[Stored entries]
□ □ □ □ □
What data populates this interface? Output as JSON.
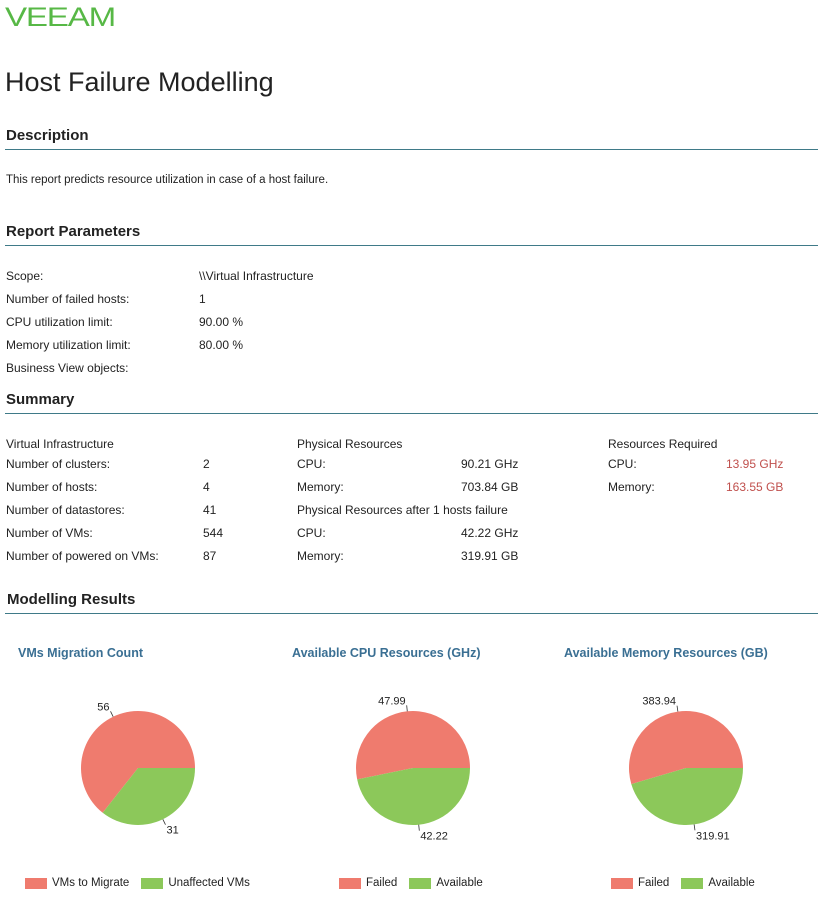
{
  "brand": {
    "logo_text": "VEEAM",
    "logo_color": "#57b846"
  },
  "title": "Host Failure Modelling",
  "description": {
    "heading": "Description",
    "text": "This report predicts resource utilization in case of a host failure."
  },
  "parameters": {
    "heading": "Report Parameters",
    "rows": [
      {
        "label": "Scope:",
        "value": "\\\\Virtual Infrastructure"
      },
      {
        "label": "Number of failed hosts:",
        "value": "1"
      },
      {
        "label": "CPU utilization limit:",
        "value": "90.00 %"
      },
      {
        "label": "Memory utilization limit:",
        "value": "80.00 %"
      },
      {
        "label": "Business View objects:",
        "value": ""
      }
    ]
  },
  "summary": {
    "heading": "Summary",
    "virtual": {
      "heading": "Virtual Infrastructure",
      "rows": [
        {
          "label": "Number of clusters:",
          "value": "2"
        },
        {
          "label": "Number of hosts:",
          "value": "4"
        },
        {
          "label": "Number of datastores:",
          "value": "41"
        },
        {
          "label": "Number of VMs:",
          "value": "544"
        },
        {
          "label": "Number of powered on VMs:",
          "value": "87"
        }
      ]
    },
    "physical": {
      "heading": "Physical Resources",
      "rows": [
        {
          "label": "CPU:",
          "value": "90.21 GHz"
        },
        {
          "label": "Memory:",
          "value": "703.84 GB"
        }
      ]
    },
    "physical_after": {
      "heading": "Physical Resources after  1 hosts failure",
      "rows": [
        {
          "label": "CPU:",
          "value": "42.22 GHz"
        },
        {
          "label": "Memory:",
          "value": "319.91 GB"
        }
      ]
    },
    "required": {
      "heading": "Resources Required",
      "rows": [
        {
          "label": "CPU:",
          "value": "13.95 GHz"
        },
        {
          "label": "Memory:",
          "value": "163.55 GB"
        }
      ]
    }
  },
  "results": {
    "heading": "Modelling Results"
  },
  "colors": {
    "red": "#ef7b6e",
    "green": "#8cc85a",
    "rule": "#3f7a88"
  },
  "chart_data": [
    {
      "type": "pie",
      "title": "VMs Migration Count",
      "slices": [
        {
          "name": "VMs to Migrate",
          "value": 56,
          "label": "56",
          "color": "#ef7b6e"
        },
        {
          "name": "Unaffected VMs",
          "value": 31,
          "label": "31",
          "color": "#8cc85a"
        }
      ],
      "legend": "bottom"
    },
    {
      "type": "pie",
      "title": "Available CPU Resources (GHz)",
      "slices": [
        {
          "name": "Failed",
          "value": 47.99,
          "label": "47.99",
          "color": "#ef7b6e"
        },
        {
          "name": "Available",
          "value": 42.22,
          "label": "42.22",
          "color": "#8cc85a"
        }
      ],
      "legend": "bottom"
    },
    {
      "type": "pie",
      "title": "Available Memory Resources (GB)",
      "slices": [
        {
          "name": "Failed",
          "value": 383.94,
          "label": "383.94",
          "color": "#ef7b6e"
        },
        {
          "name": "Available",
          "value": 319.91,
          "label": "319.91",
          "color": "#8cc85a"
        }
      ],
      "legend": "bottom"
    }
  ]
}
□ □ □ □ □
_Requirements_
Locate the string "heading" in the listing above and copy every line where it occurs.

_Final answer_
    "heading": "Description",
    "heading": "Report Parameters",
    "heading": "Summary",
      "heading": "Virtual Infrastructure",
      "heading": "Physical Resources",
      "heading": "Physical Resources after  1 hosts failure",
      "heading": "Resources Required",
    "heading": "Modelling Results"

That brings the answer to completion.